··· Supplied records
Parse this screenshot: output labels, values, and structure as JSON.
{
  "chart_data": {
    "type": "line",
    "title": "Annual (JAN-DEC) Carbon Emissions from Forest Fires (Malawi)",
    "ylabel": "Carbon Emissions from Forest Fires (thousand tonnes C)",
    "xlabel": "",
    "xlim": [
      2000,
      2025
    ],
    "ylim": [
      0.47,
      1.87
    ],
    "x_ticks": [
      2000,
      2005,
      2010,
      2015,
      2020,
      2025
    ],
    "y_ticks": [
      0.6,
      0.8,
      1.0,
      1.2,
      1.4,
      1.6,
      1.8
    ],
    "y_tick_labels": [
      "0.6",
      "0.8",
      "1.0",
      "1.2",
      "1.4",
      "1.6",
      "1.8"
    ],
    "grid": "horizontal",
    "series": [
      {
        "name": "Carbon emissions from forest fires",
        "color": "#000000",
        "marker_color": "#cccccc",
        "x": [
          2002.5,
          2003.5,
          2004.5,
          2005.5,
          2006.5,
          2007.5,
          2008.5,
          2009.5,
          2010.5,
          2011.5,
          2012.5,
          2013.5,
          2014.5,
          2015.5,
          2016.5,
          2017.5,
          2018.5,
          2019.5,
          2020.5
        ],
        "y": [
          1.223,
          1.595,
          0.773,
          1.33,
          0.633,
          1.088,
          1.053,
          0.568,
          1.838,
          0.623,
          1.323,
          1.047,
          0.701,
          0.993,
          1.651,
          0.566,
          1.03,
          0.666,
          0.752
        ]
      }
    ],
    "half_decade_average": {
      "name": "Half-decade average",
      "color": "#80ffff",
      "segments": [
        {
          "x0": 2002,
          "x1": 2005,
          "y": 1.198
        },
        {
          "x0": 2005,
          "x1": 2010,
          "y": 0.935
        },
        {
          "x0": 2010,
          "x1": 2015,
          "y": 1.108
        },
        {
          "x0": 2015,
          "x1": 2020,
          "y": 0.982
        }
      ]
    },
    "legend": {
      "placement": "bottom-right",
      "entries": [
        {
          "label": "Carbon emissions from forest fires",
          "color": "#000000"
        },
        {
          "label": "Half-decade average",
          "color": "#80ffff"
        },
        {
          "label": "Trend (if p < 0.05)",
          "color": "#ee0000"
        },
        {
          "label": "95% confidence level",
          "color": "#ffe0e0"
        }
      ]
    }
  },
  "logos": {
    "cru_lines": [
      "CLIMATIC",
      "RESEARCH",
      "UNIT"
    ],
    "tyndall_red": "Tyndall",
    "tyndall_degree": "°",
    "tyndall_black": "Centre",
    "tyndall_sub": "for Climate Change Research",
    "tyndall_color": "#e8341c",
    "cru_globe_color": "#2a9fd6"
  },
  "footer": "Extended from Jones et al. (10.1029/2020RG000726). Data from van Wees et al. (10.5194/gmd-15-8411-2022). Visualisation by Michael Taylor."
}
······
Given problem: For the string "Carbon", count the lines of the entries above that include it; answer with the number only.

Worked solution: 4